> [Exercise prompt]: Will you quote all of the entries, word for word?

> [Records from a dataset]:
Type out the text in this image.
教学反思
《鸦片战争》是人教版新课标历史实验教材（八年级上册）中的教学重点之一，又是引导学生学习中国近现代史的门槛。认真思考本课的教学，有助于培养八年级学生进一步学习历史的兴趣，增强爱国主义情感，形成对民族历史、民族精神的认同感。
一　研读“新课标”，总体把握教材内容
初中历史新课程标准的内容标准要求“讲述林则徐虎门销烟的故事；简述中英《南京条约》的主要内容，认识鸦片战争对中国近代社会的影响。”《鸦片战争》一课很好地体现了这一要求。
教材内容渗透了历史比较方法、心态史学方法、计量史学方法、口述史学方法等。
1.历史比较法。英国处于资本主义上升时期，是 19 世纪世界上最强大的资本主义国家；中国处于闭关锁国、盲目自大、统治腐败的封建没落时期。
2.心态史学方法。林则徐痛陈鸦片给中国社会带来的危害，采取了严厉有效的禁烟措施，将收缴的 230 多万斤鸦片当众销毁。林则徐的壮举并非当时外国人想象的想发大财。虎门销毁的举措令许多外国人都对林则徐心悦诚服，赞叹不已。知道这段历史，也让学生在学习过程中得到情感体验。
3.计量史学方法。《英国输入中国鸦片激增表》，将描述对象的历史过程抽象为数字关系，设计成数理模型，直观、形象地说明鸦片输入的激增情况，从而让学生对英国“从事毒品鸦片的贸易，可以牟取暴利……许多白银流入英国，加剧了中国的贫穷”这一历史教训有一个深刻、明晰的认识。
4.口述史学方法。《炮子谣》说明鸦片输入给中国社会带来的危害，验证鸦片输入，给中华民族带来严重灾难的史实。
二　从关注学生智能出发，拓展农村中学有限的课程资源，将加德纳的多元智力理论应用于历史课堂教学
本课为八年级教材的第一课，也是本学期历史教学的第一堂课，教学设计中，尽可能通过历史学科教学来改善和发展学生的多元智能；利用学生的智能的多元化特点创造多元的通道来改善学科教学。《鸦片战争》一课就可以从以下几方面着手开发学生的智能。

> [Response to this exercise]:
Type out the text in this image.
教学反思
《鸦片战争》是人教版新课标历史实验教材（八年级上册）中的教学重点之一，又是引导学生学习中国近现代史的门槛。认真思考本课的教学，有助于培养八年级学生进一步学习历史的兴趣，增强爱国主义情感，形成对民族历史、民族精神的认同感。
一　研读“新课标”，总体把握教材内容
初中历史新课程标准的内容标准要求“讲述林则徐虎门销烟的故事；简述中英《南京条约》的主要内容，认识鸦片战争对中国近代社会的影响。”《鸦片战争》一课很好地体现了这一要求。
教材内容渗透了历史比较方法、心态史学方法、计量史学方法、口述史学方法等。
1.历史比较法。英国处于资本主义上升时期，是 19 世纪世界上最强大的资本主义国家；中国处于闭关锁国、盲目自大、统治腐败的封建没落时期。
2.心态史学方法。林则徐痛陈鸦片给中国社会带来的危害，采取了严厉有效的禁烟措施，将收缴的 230 多万斤鸦片当众销毁。林则徐的壮举并非当时外国人想象的想发大财。虎门销毁的举措令许多外国人都对林则徐心悦诚服，赞叹不已。知道这段历史，也让学生在学习过程中得到情感体验。
3.计量史学方法。《英国输入中国鸦片激增表》，将描述对象的历史过程抽象为数字关系，设计成数理模型，直观、形象地说明鸦片输入的激增情况，从而让学生对英国“从事毒品鸦片的贸易，可以牟取暴利……许多白银流入英国，加剧了中国的贫穷”这一历史教训有一个深刻、明晰的认识。
4.口述史学方法。《炮子谣》说明鸦片输入给中国社会带来的危害，验证鸦片输入，给中华民族带来严重灾难的史实。
二　从关注学生智能出发，拓展农村中学有限的课程资源，将加德纳的多元智力理论应用于历史课堂教学
本课为八年级教材的第一课，也是本学期历史教学的第一堂课，教学设计中，尽可能通过历史学科教学来改善和发展学生的多元智能；利用学生的智能的多元化特点创造多元的通道来改善学科教学。《鸦片战争》一课就可以从以下几方面着手开发学生的智能。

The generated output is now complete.